◆ INSTRUCTIONS FOR THE TASK
Restate all of the entries exactly, dropping any pictures they hold.

A block of data:
§ §

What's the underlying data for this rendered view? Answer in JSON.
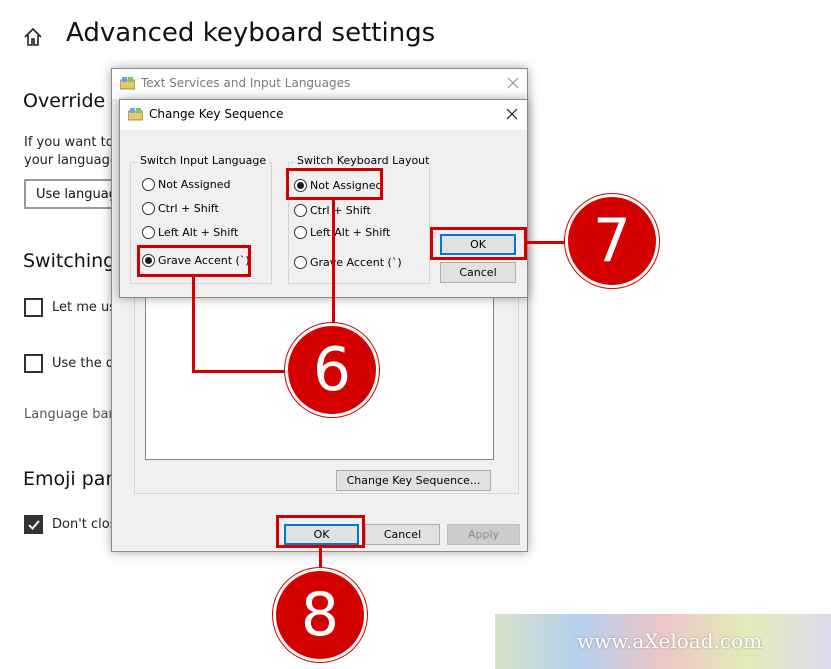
{
  "settings": {
    "title": "Advanced keyboard settings",
    "override_heading": "Override f",
    "if_you_want": "If you want to",
    "your_language": "your language",
    "dropdown_value": "Use languag",
    "switching_heading": "Switching",
    "let_me_use": "Let me us",
    "use_the_d": "Use the d",
    "language_bar": "Language bar",
    "emoji_heading": "Emoji pane",
    "dont_close": "Don't clos"
  },
  "outer_dialog": {
    "title": "Text Services and Input Languages",
    "change_key_sequence_btn": "Change Key Sequence...",
    "ok": "OK",
    "cancel": "Cancel",
    "apply": "Apply"
  },
  "inner_dialog": {
    "title": "Change Key Sequence",
    "input_language_group": "Switch Input Language",
    "input_language_options": [
      "Not Assigned",
      "Ctrl + Shift",
      "Left Alt + Shift",
      "Grave Accent (`)"
    ],
    "input_language_selected": 3,
    "keyboard_layout_group": "Switch Keyboard Layout",
    "keyboard_layout_options": [
      "Not Assigned",
      "Ctrl + Shift",
      "Left Alt + Shift",
      "Grave Accent (`)"
    ],
    "keyboard_layout_selected": 0,
    "ok": "OK",
    "cancel": "Cancel"
  },
  "annotations": {
    "step6": "6",
    "step7": "7",
    "step8": "8"
  },
  "watermark": "www.aXeload.com",
  "colors": {
    "annotation_red": "#d40000",
    "default_button_blue": "#0078d7",
    "dialog_bg": "#f0f0f0"
  },
  "icons": [
    "home-icon",
    "app-icon",
    "close-icon",
    "checkmark-icon"
  ]
}
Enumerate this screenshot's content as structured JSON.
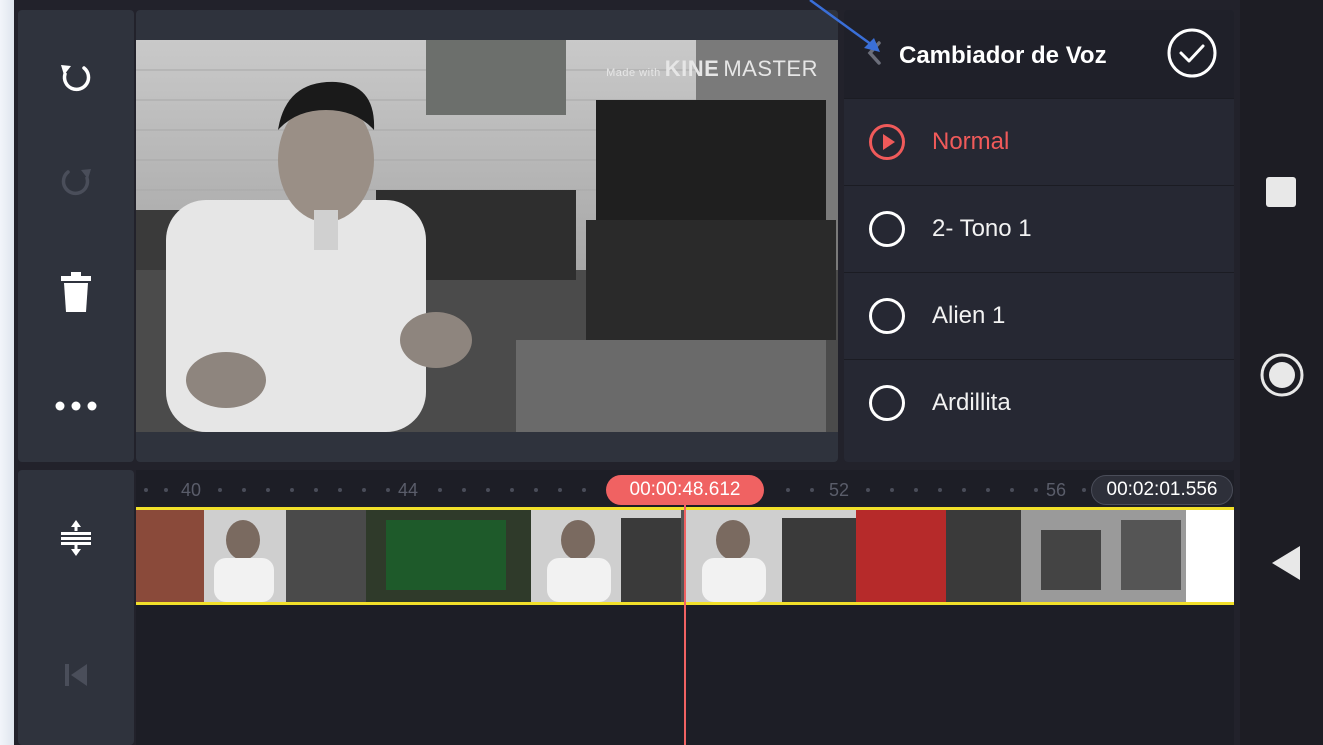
{
  "app": {
    "watermark_prefix": "Made with",
    "watermark_brand": "KINE",
    "watermark_brand2": "MASTER"
  },
  "toolbar": {
    "undo": "undo-icon",
    "redo": "redo-icon",
    "delete": "trash-icon",
    "more": "more-icon",
    "expand": "expand-tracks-icon",
    "jump_start": "jump-to-start-icon"
  },
  "voice_changer": {
    "title": "Cambiador de Voz",
    "options": [
      {
        "label": "Normal",
        "selected": true
      },
      {
        "label": "2- Tono 1",
        "selected": false
      },
      {
        "label": "Alien 1",
        "selected": false
      },
      {
        "label": "Ardillita",
        "selected": false
      }
    ]
  },
  "timeline": {
    "ticks": [
      "40",
      "44",
      "52",
      "56"
    ],
    "current_time": "00:00:48.612",
    "total_time": "00:02:01.556"
  },
  "system_nav": {
    "recents": "square-icon",
    "home": "circle-icon",
    "back": "triangle-back-icon"
  },
  "colors": {
    "accent": "#f06262",
    "track_border": "#f2e02a",
    "selected_text": "#f05a5a"
  }
}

§ §

◆ COMPLETED EXERCISE
What's the underlying data for this rendered view? Answer in JSON.
{
  "settings": {
    "title": "Advanced keyboard settings",
    "override_heading": "Override f",
    "if_you_want": "If you want to",
    "your_language": "your language",
    "dropdown_value": "Use languag",
    "switching_heading": "Switching",
    "let_me_use": "Let me us",
    "use_the_d": "Use the d",
    "language_bar": "Language bar",
    "emoji_heading": "Emoji pane",
    "dont_close": "Don't clos"
  },
  "outer_dialog": {
    "title": "Text Services and Input Languages",
    "change_key_sequence_btn": "Change Key Sequence...",
    "ok": "OK",
    "cancel": "Cancel",
    "apply": "Apply"
  },
  "inner_dialog": {
    "title": "Change Key Sequence",
    "input_language_group": "Switch Input Language",
    "input_language_options": [
      "Not Assigned",
      "Ctrl + Shift",
      "Left Alt + Shift",
      "Grave Accent (`)"
    ],
    "input_language_selected": 3,
    "keyboard_layout_group": "Switch Keyboard Layout",
    "keyboard_layout_options": [
      "Not Assigned",
      "Ctrl + Shift",
      "Left Alt + Shift",
      "Grave Accent (`)"
    ],
    "keyboard_layout_selected": 0,
    "ok": "OK",
    "cancel": "Cancel"
  },
  "annotations": {
    "step6": "6",
    "step7": "7",
    "step8": "8"
  },
  "watermark": "www.aXeload.com",
  "colors": {
    "annotation_red": "#d40000",
    "default_button_blue": "#0078d7",
    "dialog_bg": "#f0f0f0"
  },
  "icons": [
    "home-icon",
    "app-icon",
    "close-icon",
    "checkmark-icon"
  ]
}
Enumerate this screenshot's content as structured JSON.
{
  "app": {
    "watermark_prefix": "Made with",
    "watermark_brand": "KINE",
    "watermark_brand2": "MASTER"
  },
  "toolbar": {
    "undo": "undo-icon",
    "redo": "redo-icon",
    "delete": "trash-icon",
    "more": "more-icon",
    "expand": "expand-tracks-icon",
    "jump_start": "jump-to-start-icon"
  },
  "voice_changer": {
    "title": "Cambiador de Voz",
    "options": [
      {
        "label": "Normal",
        "selected": true
      },
      {
        "label": "2- Tono 1",
        "selected": false
      },
      {
        "label": "Alien 1",
        "selected": false
      },
      {
        "label": "Ardillita",
        "selected": false
      }
    ]
  },
  "timeline": {
    "ticks": [
      "40",
      "44",
      "52",
      "56"
    ],
    "current_time": "00:00:48.612",
    "total_time": "00:02:01.556"
  },
  "system_nav": {
    "recents": "square-icon",
    "home": "circle-icon",
    "back": "triangle-back-icon"
  },
  "colors": {
    "accent": "#f06262",
    "track_border": "#f2e02a",
    "selected_text": "#f05a5a"
  }
}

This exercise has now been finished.